Senate reform has been in the news on both sides of the Atlantic recently, with both Ireland and Canada actively debating whether to keep, reform or abolish their respective Upper Houses of Parliament. The debate in Canada was sparked by the Harper government's proposals to reform the Senate, but has been back in the news mainly due to a series of scandals involving Senators. In Ireland, the issue has been pushed to the forefront by the Kenny government's proposal to abolish Seanad Eireann (the Irish Senate), which goes to a national referendum on October 4th. The abolition of the Seanad is part of a larger government programme of constitutional reform, but seems to have garnered public support largely as a cost-saving measure.
As a Canadian with Irish citizenship, I have been following with interest the debate in both countries. Apparently I am not the only one: politicians in Canada are reported to be watching with interest the possible countdown to extinction of the Seanad.
There are a number of obvious similarities between the Canadian Senate and Seanad Eireann. Both are based in the British Parliamentary model of a bicameral Parliament, or one made up of two houses, where the Upper House was meant to act as a check and balance, or a chamber of "sober second thought". However, in both countries, the Senate has too often been used as a convenient place to house political cronies, and both have had their share of political scandal over the years.

The data:

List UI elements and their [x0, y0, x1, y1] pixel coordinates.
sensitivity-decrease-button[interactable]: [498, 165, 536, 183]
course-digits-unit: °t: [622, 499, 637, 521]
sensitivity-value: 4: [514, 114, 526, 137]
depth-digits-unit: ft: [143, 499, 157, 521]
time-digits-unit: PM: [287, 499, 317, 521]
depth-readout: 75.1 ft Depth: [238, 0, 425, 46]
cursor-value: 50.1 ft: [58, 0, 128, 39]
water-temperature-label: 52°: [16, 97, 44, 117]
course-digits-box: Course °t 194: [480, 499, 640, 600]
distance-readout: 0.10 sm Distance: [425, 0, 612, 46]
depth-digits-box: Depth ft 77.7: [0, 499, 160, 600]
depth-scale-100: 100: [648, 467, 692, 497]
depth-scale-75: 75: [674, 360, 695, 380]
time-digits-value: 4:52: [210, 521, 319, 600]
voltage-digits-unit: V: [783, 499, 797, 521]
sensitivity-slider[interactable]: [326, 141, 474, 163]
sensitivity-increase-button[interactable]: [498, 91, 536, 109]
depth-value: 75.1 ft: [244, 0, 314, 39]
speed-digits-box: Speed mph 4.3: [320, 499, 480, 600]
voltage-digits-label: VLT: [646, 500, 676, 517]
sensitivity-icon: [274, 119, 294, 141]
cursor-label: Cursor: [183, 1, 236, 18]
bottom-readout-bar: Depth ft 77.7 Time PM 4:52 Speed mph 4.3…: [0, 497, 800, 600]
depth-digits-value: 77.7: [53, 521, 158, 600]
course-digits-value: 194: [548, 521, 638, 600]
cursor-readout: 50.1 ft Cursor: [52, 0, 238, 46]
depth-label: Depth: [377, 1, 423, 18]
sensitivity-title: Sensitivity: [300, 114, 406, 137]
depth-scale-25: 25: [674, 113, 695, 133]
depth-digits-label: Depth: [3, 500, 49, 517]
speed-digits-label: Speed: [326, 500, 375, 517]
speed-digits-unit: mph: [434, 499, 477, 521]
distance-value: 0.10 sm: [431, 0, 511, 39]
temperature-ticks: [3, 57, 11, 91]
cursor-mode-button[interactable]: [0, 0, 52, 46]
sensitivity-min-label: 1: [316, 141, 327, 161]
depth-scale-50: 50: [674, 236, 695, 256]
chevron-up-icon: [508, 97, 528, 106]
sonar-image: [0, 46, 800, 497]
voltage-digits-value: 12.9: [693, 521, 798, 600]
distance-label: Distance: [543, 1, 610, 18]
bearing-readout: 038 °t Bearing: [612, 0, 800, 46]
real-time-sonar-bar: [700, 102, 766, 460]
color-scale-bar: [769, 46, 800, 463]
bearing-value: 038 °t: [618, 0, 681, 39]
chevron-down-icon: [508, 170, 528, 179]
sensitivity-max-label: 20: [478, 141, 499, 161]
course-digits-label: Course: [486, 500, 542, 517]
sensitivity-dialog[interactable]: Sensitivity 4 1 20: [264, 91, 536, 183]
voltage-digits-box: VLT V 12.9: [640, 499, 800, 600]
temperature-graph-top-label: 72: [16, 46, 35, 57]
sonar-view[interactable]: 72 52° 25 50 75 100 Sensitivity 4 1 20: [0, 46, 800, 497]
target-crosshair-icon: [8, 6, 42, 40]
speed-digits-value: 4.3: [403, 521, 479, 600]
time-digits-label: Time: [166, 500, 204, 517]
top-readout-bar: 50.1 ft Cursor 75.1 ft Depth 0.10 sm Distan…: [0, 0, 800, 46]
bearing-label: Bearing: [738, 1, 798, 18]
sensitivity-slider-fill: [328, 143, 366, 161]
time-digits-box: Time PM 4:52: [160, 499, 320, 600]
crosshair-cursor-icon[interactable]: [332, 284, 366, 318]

How to complete this task:
Copy the stretch of the Senate reform text from "There are a" through "over the years.".

Exercise output:
There are a number of obvious similarities between the Canadian Senate and Seanad Eireann. Both are based in the British Parliamentary model of a bicameral Parliament, or one made up of two houses, where the Upper House was meant to act as a check and balance, or a chamber of "sober second thought". However, in both countries, the Senate has too often been used as a convenient place to house political cronies, and both have had their share of political scandal over the years.